§ **Description of the task**
In the records below, pick out all lines containing the word "text".

-- START Exercise inputs --

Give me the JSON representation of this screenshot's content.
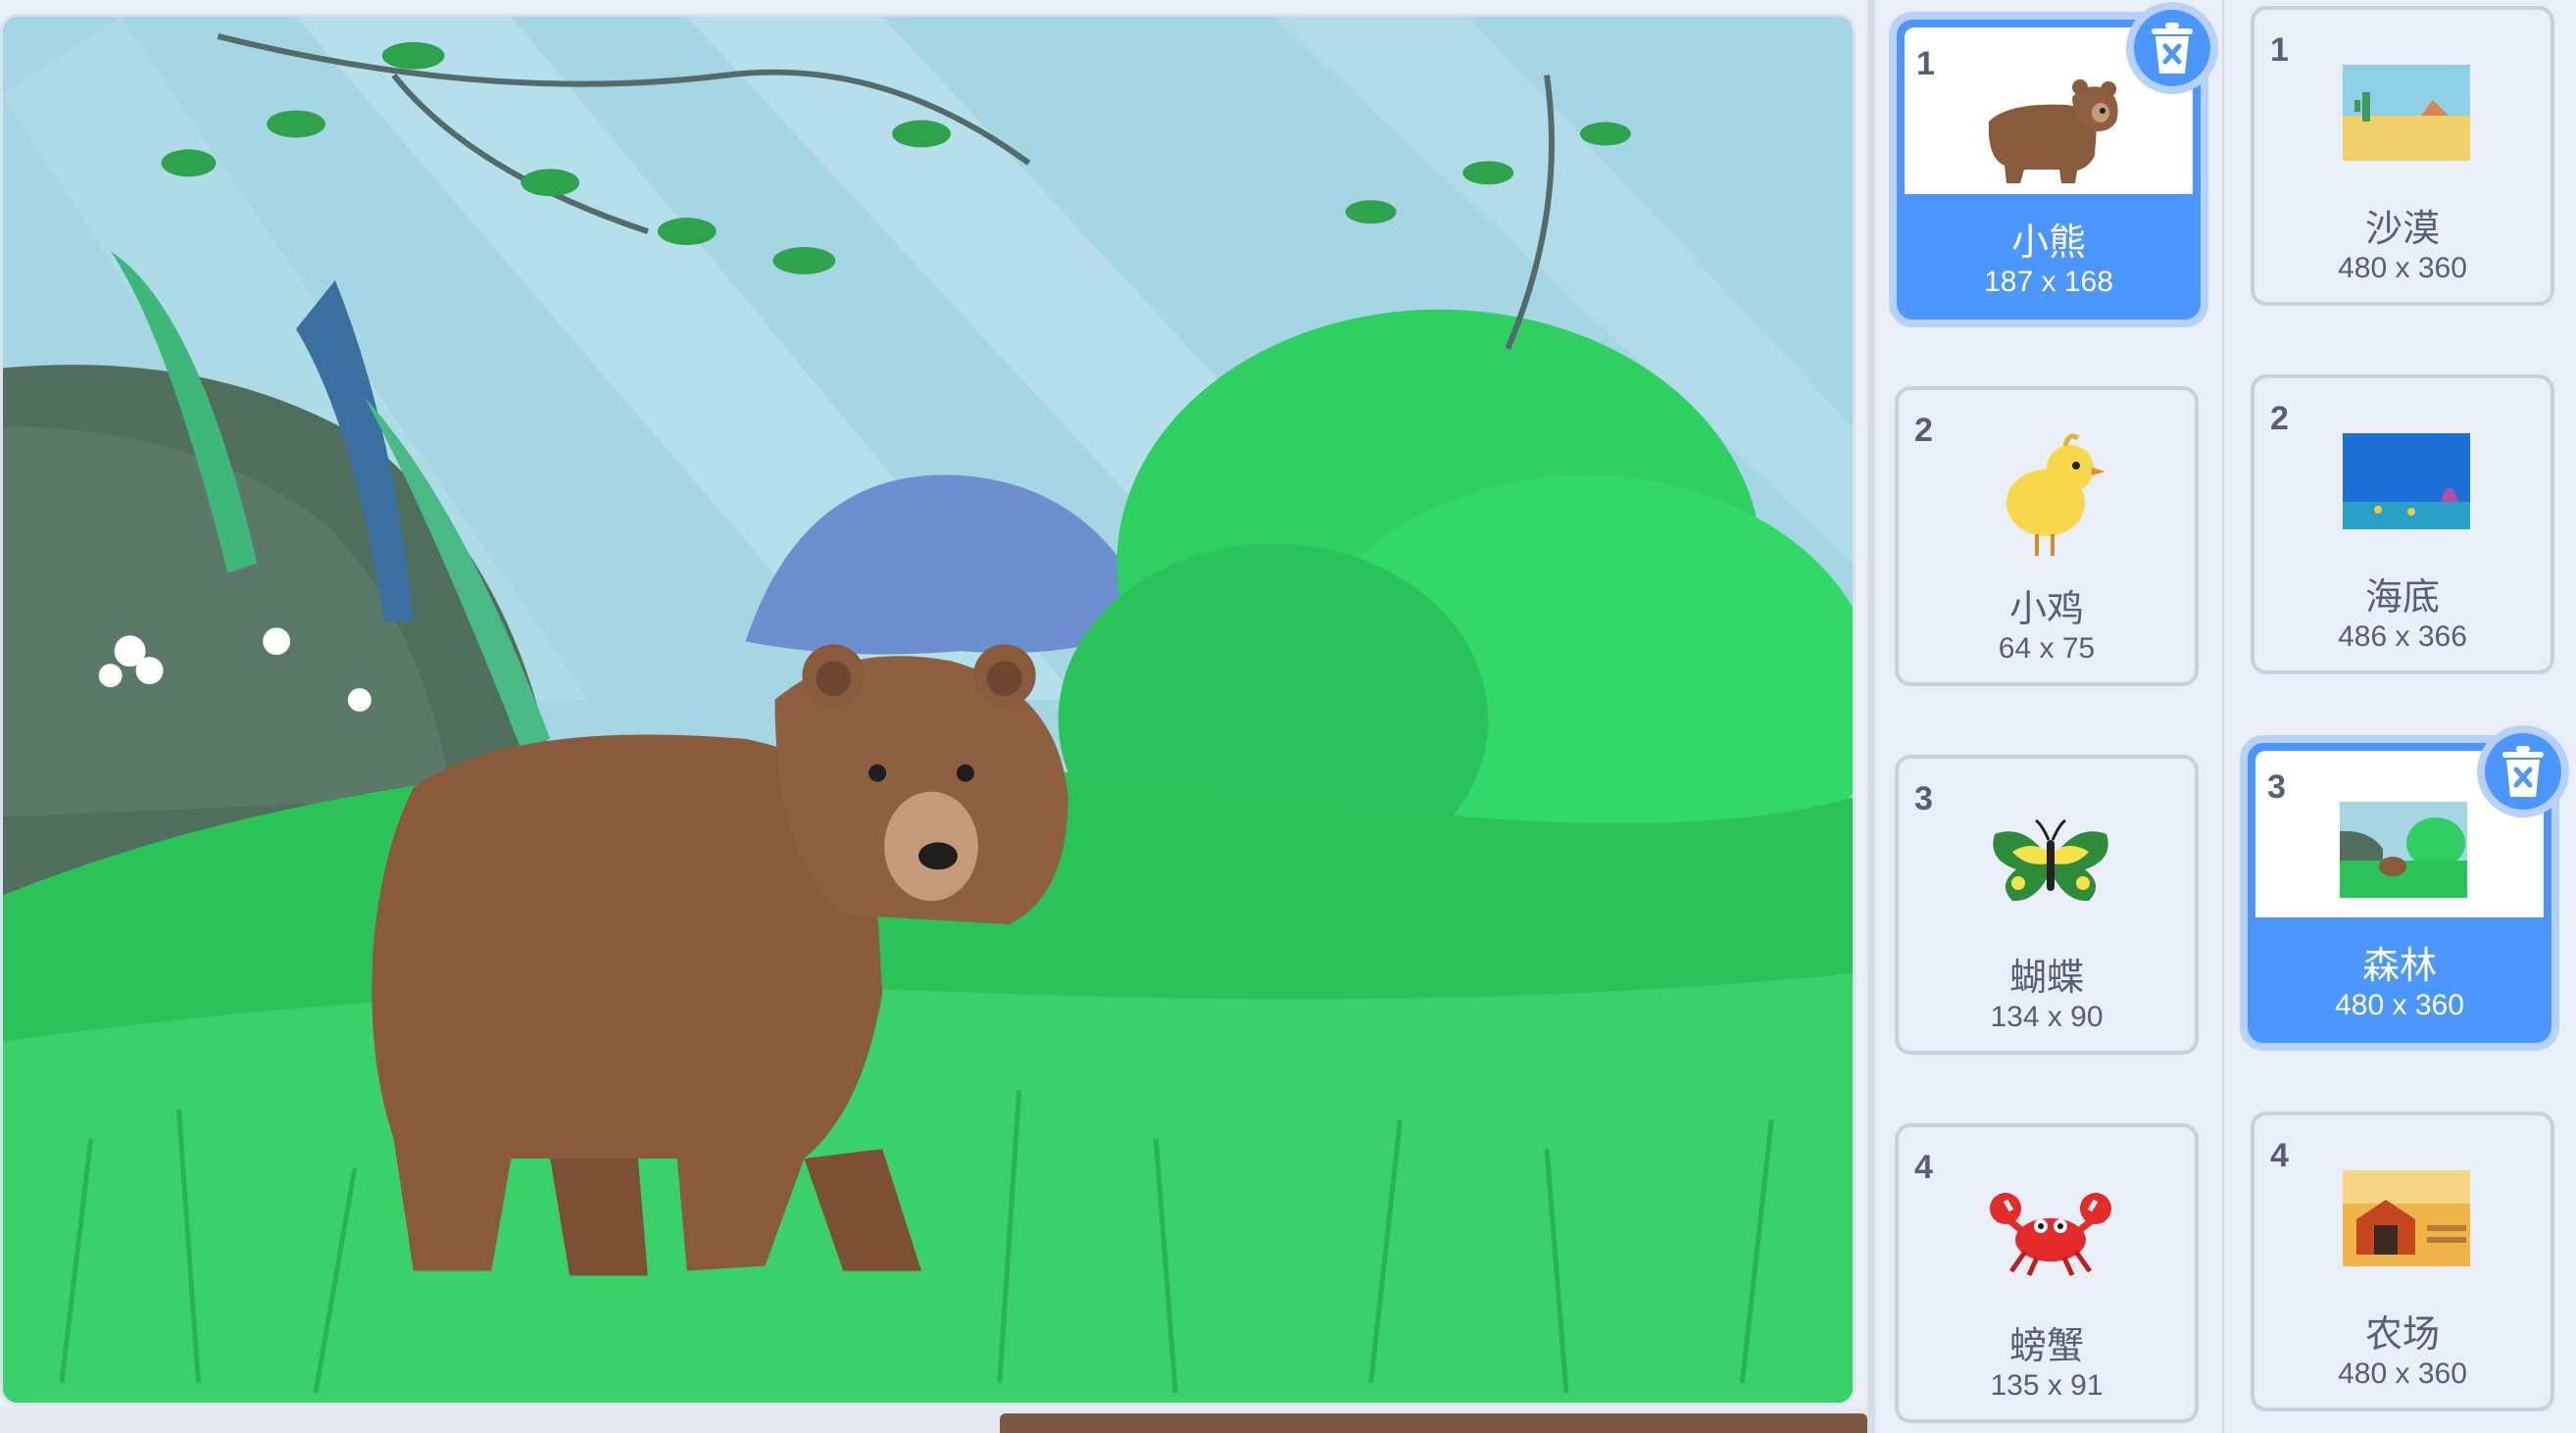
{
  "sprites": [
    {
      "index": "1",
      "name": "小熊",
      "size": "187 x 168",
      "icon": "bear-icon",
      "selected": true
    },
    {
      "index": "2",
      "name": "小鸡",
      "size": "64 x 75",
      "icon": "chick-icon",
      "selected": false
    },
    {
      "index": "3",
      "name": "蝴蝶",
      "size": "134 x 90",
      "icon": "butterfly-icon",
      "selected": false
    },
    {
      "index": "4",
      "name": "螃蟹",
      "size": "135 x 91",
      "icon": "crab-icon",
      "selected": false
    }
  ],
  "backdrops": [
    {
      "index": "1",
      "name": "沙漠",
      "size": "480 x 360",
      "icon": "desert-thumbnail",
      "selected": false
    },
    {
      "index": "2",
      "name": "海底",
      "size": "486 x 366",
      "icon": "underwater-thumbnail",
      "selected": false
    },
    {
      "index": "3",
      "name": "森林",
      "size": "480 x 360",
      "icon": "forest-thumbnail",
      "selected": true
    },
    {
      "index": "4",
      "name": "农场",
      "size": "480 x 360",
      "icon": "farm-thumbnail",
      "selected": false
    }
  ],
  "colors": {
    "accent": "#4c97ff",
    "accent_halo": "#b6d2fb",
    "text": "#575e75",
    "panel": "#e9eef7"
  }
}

-- END Exercise inputs --
-- START Exercise inputs --

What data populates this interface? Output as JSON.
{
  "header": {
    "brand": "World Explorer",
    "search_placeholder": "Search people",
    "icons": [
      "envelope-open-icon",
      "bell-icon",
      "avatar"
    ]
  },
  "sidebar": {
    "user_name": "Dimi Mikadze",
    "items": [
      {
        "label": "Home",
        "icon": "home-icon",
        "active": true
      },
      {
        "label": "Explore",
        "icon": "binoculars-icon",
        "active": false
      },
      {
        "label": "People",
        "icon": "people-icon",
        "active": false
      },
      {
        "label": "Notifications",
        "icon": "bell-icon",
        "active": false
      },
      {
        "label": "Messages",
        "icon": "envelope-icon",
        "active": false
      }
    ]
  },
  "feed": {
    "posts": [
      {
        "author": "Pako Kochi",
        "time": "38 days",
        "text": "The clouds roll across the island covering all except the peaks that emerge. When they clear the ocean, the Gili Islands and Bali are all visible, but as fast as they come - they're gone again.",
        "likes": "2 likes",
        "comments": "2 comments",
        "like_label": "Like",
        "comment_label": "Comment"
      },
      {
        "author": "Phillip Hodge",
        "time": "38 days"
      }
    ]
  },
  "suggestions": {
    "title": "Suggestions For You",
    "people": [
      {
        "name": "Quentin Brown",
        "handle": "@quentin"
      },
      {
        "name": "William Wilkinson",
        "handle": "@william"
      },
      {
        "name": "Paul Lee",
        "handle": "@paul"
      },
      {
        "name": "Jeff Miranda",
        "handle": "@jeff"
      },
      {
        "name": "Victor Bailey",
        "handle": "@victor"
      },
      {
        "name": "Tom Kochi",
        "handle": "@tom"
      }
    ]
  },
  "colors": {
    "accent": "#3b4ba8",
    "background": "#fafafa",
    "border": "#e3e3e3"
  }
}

-- END Exercise inputs --

§ **Correct result**
    "text": "#575e75",
        "text": "The clouds roll across the island covering all except the peaks that emerge. When they clear the ocean, the Gili Islands and Bali are all visible, but as fast as they come - they're gone again.",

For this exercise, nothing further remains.